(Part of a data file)
··········

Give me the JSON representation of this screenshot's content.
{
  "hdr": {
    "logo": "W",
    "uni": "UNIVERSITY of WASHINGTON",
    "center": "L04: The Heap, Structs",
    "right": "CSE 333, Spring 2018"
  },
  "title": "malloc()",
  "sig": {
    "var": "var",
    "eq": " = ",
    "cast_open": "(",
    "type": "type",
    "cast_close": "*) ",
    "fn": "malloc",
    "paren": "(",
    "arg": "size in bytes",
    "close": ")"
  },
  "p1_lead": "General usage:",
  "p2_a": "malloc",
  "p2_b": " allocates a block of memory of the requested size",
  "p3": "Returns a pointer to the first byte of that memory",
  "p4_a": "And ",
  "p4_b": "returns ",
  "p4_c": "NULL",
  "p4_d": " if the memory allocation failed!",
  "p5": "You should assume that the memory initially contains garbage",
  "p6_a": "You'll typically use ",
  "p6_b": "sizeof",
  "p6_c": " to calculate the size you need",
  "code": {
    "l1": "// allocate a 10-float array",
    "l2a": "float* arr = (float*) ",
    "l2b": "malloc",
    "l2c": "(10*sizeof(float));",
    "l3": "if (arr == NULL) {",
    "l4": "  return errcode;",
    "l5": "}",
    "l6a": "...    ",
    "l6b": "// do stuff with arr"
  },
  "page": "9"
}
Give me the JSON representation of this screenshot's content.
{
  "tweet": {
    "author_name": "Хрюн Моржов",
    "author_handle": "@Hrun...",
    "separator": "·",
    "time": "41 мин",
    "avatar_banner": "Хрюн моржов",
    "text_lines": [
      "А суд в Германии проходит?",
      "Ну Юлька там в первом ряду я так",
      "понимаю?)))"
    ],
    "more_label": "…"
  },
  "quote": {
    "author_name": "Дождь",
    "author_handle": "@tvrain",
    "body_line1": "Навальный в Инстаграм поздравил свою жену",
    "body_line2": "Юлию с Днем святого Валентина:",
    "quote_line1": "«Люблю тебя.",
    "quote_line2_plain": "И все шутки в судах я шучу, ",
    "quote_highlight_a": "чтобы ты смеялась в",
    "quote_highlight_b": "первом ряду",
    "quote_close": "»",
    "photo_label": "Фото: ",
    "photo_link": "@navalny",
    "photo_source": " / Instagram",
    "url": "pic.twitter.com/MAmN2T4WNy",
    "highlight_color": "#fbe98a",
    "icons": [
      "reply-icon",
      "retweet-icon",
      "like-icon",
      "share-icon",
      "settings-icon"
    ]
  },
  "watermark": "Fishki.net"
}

··········

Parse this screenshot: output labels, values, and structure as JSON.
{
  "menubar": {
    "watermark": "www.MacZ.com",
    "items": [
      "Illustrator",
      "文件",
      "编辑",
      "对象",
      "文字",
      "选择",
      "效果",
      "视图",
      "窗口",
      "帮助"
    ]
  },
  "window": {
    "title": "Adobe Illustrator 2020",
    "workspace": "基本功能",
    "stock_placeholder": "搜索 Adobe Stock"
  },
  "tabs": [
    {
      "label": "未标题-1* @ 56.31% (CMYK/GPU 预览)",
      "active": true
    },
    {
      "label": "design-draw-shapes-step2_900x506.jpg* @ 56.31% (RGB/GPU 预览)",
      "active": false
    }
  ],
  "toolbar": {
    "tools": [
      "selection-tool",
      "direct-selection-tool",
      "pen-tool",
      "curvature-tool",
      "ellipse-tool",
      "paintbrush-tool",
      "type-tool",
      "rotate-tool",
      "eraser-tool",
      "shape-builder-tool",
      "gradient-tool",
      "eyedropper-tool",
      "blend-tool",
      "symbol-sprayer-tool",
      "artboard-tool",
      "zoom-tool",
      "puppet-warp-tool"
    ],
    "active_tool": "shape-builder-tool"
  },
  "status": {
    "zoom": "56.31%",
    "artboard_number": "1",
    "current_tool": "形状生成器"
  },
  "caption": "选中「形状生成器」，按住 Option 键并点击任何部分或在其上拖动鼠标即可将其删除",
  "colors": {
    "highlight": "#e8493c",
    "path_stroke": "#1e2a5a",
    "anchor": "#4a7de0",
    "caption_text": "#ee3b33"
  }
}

··········

# Your goal
Pull out each line of the records holding the string "memory".

# Answer for this exercise
  "p2_b": " allocates a block of memory of the requested size",
  "p3": "Returns a pointer to the first byte of that memory",
  "p4_d": " if the memory allocation failed!",
  "p5": "You should assume that the memory initially contains garbage",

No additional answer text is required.